**Goal of the exercise:**
Reproduce the listing from its first line through the line holding "mini-bar (1006, 463, 1033, 489)", inclusive, with each line unchanged.
▬▬▬▬▬▬
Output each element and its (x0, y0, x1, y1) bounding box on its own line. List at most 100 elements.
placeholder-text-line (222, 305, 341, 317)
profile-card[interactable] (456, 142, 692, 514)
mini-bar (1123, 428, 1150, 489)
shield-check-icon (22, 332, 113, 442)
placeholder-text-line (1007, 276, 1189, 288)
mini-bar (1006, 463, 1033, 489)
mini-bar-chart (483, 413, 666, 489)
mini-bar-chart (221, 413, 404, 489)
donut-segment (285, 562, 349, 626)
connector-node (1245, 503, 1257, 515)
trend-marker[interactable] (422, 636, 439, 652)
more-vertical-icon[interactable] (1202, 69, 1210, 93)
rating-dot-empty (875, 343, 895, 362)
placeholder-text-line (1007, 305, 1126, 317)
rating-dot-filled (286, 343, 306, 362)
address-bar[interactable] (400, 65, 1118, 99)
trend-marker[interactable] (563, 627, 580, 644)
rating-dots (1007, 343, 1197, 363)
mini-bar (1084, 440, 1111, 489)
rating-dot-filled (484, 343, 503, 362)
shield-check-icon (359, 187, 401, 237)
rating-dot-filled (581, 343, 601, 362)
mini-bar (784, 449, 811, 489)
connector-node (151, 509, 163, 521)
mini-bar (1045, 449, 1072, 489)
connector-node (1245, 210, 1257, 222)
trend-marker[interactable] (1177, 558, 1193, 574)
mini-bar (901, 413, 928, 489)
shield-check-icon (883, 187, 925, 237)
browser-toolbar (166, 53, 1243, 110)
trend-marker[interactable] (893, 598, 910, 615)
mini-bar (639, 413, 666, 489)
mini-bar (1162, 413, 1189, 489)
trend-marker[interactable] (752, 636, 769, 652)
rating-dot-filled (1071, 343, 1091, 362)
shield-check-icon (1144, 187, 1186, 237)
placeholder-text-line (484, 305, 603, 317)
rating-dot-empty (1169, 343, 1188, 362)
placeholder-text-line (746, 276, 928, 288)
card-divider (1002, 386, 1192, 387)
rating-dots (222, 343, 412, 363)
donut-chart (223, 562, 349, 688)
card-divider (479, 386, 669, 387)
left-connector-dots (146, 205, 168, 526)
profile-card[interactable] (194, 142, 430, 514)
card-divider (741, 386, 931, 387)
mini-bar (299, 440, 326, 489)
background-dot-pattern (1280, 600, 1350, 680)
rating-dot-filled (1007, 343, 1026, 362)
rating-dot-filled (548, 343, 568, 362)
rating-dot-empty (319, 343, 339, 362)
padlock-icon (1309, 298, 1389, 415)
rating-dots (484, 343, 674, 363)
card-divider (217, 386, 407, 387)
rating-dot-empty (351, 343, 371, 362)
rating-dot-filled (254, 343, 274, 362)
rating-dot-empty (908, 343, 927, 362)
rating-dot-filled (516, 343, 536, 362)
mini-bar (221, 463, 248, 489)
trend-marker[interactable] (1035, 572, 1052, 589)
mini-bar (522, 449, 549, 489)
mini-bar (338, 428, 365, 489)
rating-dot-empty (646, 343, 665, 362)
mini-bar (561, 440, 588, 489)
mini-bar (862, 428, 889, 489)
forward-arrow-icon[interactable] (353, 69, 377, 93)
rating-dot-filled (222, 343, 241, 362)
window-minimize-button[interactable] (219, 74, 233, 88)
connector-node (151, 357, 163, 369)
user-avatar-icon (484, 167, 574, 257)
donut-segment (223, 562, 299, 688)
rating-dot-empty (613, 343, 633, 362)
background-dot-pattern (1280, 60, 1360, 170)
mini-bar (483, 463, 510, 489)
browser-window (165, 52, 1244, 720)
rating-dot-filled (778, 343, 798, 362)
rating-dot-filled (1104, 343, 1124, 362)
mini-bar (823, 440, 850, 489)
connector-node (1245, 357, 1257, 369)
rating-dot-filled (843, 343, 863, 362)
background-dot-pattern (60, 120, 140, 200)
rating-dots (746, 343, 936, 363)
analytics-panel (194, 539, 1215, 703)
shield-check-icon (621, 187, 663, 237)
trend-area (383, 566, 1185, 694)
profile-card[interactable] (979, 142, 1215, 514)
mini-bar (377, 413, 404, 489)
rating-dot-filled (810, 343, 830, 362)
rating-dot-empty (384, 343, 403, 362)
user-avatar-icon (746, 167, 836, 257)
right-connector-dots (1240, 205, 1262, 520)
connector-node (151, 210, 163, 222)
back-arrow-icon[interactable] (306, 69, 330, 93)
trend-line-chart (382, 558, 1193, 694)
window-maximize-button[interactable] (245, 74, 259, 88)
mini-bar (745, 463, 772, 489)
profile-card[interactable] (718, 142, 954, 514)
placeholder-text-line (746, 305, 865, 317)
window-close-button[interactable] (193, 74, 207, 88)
▬▬▬▬▬▬
**Finished answer:**
Output each element and its (x0, y0, x1, y1) bounding box on its own line. List at most 100 elements.
placeholder-text-line (222, 305, 341, 317)
profile-card[interactable] (456, 142, 692, 514)
mini-bar (1123, 428, 1150, 489)
shield-check-icon (22, 332, 113, 442)
placeholder-text-line (1007, 276, 1189, 288)
mini-bar (1006, 463, 1033, 489)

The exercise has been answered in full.